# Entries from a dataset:
☆ ☆ ☆

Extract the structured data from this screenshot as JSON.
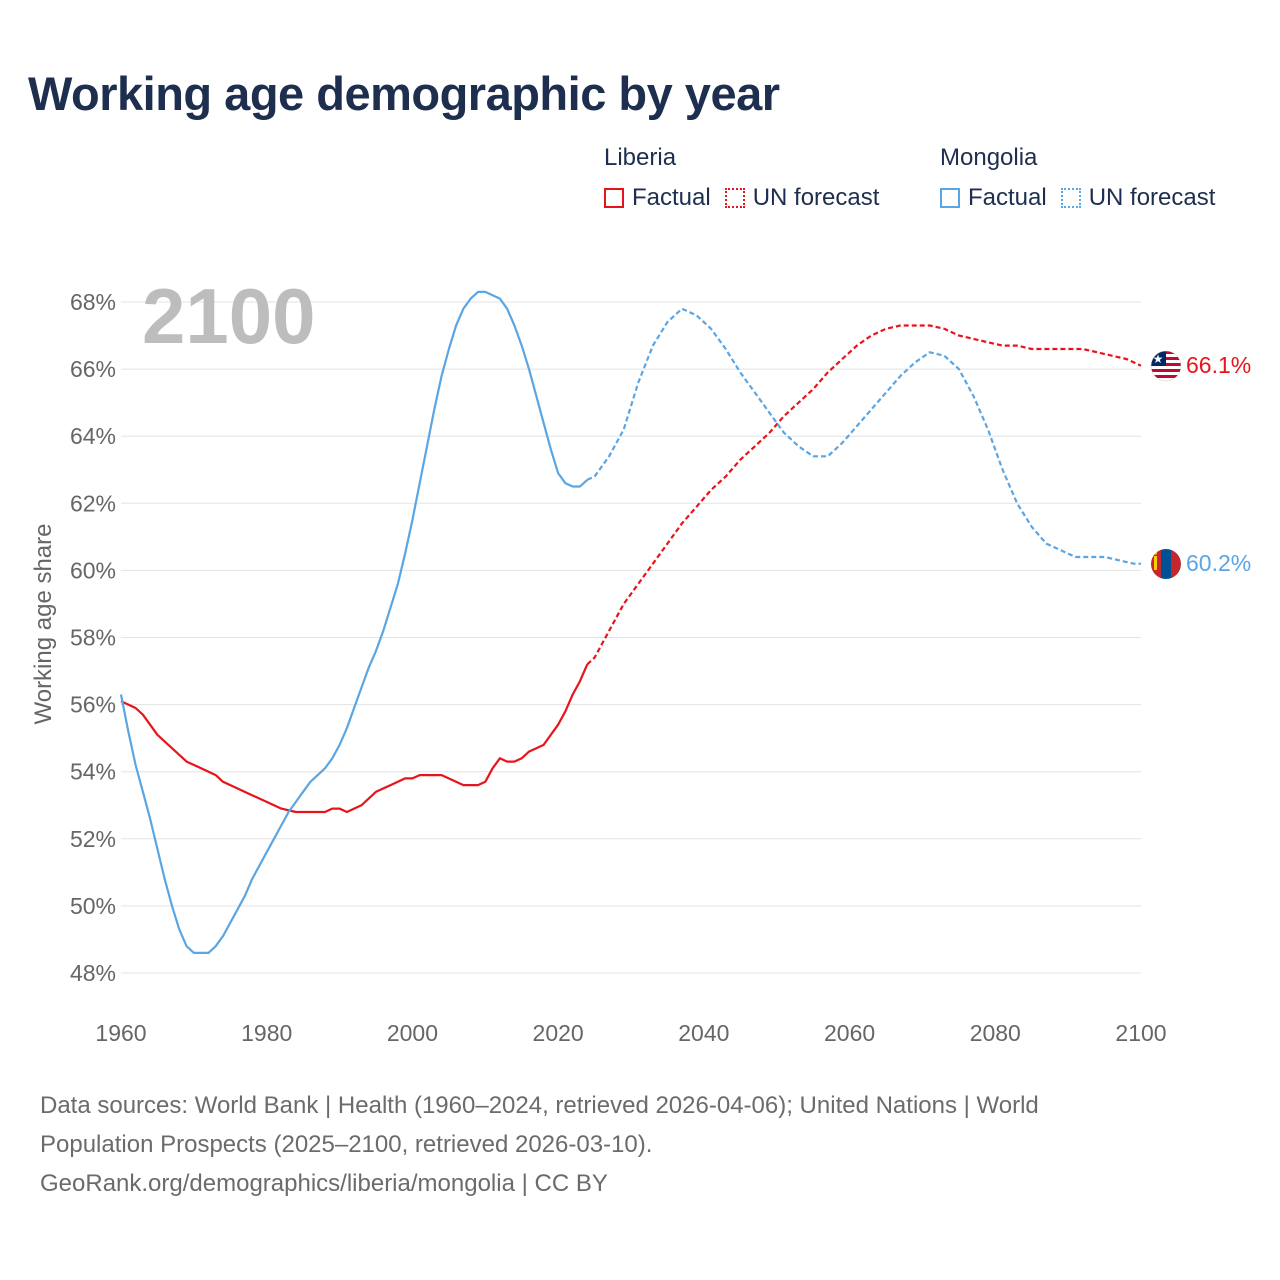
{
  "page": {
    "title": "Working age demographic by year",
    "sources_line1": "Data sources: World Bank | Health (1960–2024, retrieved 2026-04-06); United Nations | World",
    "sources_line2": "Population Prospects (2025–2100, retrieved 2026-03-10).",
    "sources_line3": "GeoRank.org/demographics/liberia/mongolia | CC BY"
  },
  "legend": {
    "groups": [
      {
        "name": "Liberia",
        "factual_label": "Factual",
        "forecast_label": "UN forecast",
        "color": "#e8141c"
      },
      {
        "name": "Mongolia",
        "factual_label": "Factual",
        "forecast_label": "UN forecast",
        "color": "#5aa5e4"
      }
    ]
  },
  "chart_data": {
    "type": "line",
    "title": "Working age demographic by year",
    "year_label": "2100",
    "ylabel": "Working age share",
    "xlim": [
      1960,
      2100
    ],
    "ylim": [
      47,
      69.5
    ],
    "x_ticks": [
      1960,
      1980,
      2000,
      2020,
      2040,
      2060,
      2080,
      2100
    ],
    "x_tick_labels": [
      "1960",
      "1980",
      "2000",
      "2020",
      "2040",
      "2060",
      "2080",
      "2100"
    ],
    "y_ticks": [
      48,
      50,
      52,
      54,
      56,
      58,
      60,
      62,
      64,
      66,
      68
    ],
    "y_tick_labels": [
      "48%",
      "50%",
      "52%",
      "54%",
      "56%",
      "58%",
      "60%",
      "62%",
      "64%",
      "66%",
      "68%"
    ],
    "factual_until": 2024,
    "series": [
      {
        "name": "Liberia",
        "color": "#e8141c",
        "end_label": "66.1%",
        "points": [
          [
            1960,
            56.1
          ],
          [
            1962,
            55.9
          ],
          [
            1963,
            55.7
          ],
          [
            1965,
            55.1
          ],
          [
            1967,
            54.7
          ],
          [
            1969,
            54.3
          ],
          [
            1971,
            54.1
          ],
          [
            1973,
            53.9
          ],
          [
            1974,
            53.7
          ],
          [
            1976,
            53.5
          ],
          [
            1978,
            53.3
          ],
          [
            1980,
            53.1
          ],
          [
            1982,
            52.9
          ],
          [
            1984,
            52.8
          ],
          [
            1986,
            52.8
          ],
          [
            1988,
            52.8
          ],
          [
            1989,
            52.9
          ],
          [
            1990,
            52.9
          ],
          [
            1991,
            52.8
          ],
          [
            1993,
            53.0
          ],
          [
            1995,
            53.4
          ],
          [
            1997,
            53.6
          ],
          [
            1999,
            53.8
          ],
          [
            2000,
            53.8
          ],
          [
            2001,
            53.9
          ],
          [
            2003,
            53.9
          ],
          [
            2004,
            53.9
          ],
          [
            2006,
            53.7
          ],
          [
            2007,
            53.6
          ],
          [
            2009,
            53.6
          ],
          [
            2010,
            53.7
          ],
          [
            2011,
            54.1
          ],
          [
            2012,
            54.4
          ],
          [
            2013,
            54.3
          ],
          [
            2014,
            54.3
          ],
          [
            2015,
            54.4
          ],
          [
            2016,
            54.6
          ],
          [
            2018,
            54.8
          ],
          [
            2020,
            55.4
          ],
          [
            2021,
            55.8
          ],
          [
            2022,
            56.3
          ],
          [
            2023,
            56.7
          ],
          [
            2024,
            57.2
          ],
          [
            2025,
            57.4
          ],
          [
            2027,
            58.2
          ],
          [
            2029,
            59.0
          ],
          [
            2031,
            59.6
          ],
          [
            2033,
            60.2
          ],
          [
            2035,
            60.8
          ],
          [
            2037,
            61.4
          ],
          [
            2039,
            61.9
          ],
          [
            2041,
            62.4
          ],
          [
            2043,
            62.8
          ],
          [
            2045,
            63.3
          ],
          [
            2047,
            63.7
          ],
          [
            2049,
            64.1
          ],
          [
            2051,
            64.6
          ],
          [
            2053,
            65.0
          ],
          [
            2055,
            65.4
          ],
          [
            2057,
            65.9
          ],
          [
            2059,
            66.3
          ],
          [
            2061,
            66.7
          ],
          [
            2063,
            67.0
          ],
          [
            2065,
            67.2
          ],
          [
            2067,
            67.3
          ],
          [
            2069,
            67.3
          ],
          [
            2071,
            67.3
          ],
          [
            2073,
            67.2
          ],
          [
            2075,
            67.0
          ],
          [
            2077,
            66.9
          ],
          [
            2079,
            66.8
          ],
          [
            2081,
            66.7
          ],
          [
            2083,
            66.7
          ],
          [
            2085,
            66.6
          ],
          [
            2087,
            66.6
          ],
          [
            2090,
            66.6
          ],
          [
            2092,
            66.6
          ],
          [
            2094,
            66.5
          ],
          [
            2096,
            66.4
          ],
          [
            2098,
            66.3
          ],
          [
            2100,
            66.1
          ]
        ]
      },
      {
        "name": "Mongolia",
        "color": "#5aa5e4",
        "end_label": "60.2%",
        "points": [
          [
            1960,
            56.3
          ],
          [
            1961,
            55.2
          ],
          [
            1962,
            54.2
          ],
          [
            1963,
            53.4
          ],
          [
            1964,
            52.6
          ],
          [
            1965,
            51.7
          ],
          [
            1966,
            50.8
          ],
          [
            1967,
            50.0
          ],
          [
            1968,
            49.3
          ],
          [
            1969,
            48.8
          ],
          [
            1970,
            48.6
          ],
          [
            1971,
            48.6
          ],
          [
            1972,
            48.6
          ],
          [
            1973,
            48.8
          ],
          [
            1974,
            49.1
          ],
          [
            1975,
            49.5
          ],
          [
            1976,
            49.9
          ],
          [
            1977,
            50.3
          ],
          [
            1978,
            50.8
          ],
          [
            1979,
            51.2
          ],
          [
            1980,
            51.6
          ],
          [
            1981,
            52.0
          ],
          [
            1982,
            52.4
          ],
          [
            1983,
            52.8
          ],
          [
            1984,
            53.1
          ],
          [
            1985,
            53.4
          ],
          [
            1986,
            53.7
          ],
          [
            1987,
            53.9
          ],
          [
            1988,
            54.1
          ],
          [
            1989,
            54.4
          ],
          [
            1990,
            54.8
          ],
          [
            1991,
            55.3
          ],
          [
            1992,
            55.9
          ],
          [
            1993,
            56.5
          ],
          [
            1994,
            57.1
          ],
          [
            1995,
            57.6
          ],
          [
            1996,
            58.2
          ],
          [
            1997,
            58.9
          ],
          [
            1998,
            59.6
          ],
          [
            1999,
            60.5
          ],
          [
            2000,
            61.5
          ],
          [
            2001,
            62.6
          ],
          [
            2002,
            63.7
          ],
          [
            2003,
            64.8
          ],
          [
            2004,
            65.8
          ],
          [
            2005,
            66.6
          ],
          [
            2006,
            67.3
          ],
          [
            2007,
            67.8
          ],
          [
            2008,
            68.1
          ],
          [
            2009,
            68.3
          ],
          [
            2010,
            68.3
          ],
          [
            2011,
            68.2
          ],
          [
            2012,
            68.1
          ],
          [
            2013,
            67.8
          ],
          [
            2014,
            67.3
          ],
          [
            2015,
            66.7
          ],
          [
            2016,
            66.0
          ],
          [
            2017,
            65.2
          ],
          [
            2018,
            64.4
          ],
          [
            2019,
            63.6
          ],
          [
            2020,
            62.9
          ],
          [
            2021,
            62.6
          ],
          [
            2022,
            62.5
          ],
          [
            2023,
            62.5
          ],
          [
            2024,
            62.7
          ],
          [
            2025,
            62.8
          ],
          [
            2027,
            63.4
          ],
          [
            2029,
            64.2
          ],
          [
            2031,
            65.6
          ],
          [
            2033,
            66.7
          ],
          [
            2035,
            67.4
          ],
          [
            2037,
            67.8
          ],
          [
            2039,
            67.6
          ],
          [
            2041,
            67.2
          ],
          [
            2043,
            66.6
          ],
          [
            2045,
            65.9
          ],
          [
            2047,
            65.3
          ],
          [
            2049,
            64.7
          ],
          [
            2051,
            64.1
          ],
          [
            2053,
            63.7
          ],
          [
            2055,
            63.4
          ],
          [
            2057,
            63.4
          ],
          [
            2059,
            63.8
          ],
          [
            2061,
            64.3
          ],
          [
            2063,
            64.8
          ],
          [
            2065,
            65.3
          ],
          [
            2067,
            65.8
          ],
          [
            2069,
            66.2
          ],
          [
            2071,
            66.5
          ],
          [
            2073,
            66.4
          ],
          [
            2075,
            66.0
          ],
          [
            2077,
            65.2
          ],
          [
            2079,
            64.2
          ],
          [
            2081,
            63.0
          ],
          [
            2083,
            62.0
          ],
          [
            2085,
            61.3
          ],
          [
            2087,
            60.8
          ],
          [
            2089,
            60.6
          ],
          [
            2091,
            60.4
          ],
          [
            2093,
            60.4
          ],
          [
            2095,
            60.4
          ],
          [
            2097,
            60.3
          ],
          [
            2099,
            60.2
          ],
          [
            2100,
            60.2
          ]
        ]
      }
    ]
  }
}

☆ ☆ ☆

# STATED PROBLEM:
Work out how many lines above have the string "retrieved" in them, and give only the number.

# ANSWER TO THIS TASK:
2